==== Material for the task

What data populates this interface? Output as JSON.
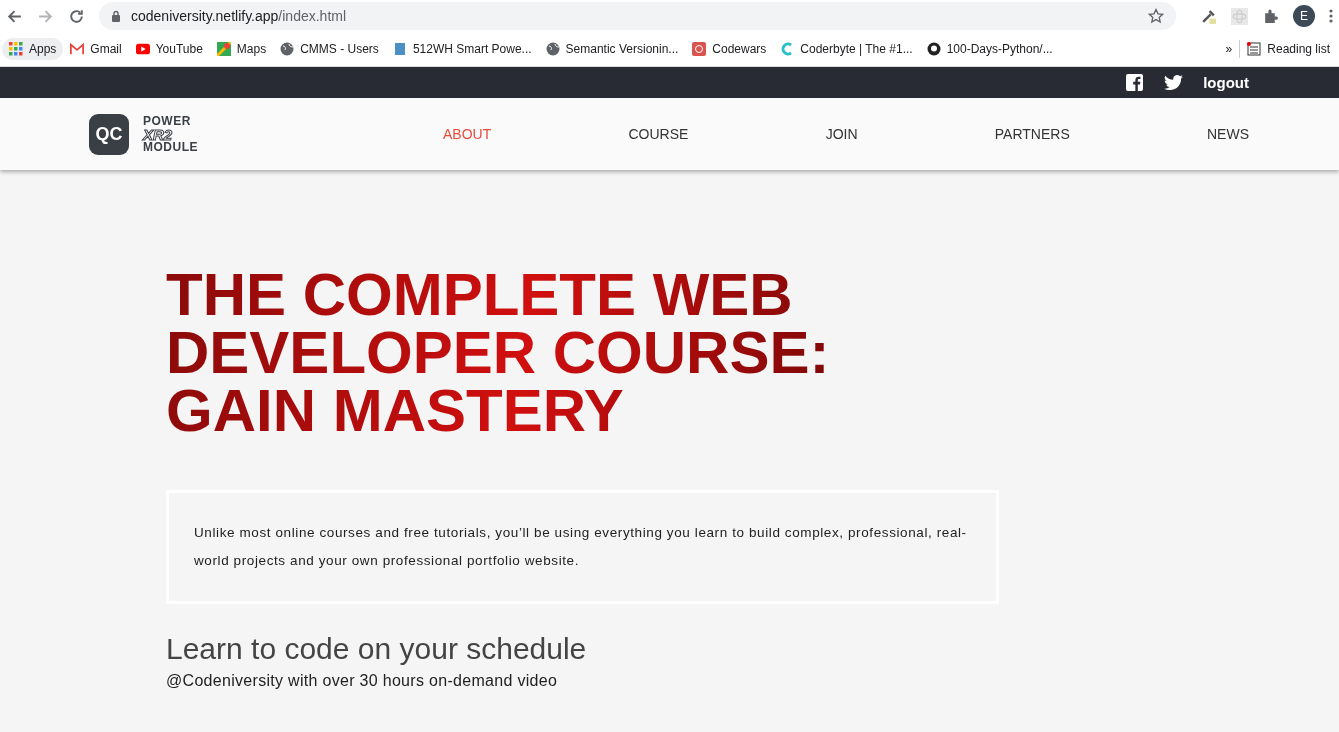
{
  "browser": {
    "url_host": "codeniversity.netlify.app",
    "url_path": "/index.html",
    "profile": "E",
    "bookmarks": [
      {
        "label": "Apps",
        "kind": "apps"
      },
      {
        "label": "Gmail",
        "kind": "gmail"
      },
      {
        "label": "YouTube",
        "kind": "youtube"
      },
      {
        "label": "Maps",
        "kind": "maps"
      },
      {
        "label": "CMMS - Users",
        "kind": "globe"
      },
      {
        "label": "512WH Smart Powe...",
        "kind": "doc"
      },
      {
        "label": "Semantic Versionin...",
        "kind": "globe"
      },
      {
        "label": "Codewars",
        "kind": "codewars"
      },
      {
        "label": "Coderbyte | The #1...",
        "kind": "coderbyte"
      },
      {
        "label": "100-Days-Python/...",
        "kind": "github"
      }
    ],
    "overflow": "»",
    "reading_list": "Reading list"
  },
  "topbar": {
    "logout": "logout"
  },
  "logo": {
    "badge": "QC",
    "line_1": "POWER",
    "line_2": "XR2",
    "line_3": "MODULE"
  },
  "nav": [
    {
      "label": "ABOUT",
      "selected": true
    },
    {
      "label": "COURSE",
      "selected": false
    },
    {
      "label": "JOIN",
      "selected": false
    },
    {
      "label": "PARTNERS",
      "selected": false
    },
    {
      "label": "NEWS",
      "selected": false
    }
  ],
  "hero": {
    "title": "THE COMPLETE WEB DEVELOPER COURSE: GAIN MASTERY",
    "intro": "Unlike most online courses and free tutorials, you’ll be using everything you learn to build complex, professional, real-world projects and your own professional portfolio website.",
    "subtitle": "Learn to code on your schedule",
    "tagline": "@Codeniversity with over 30 hours on-demand video"
  }
}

========

Tally the lines above containing "your". Answer with the count only.

* [Output of the task]: 2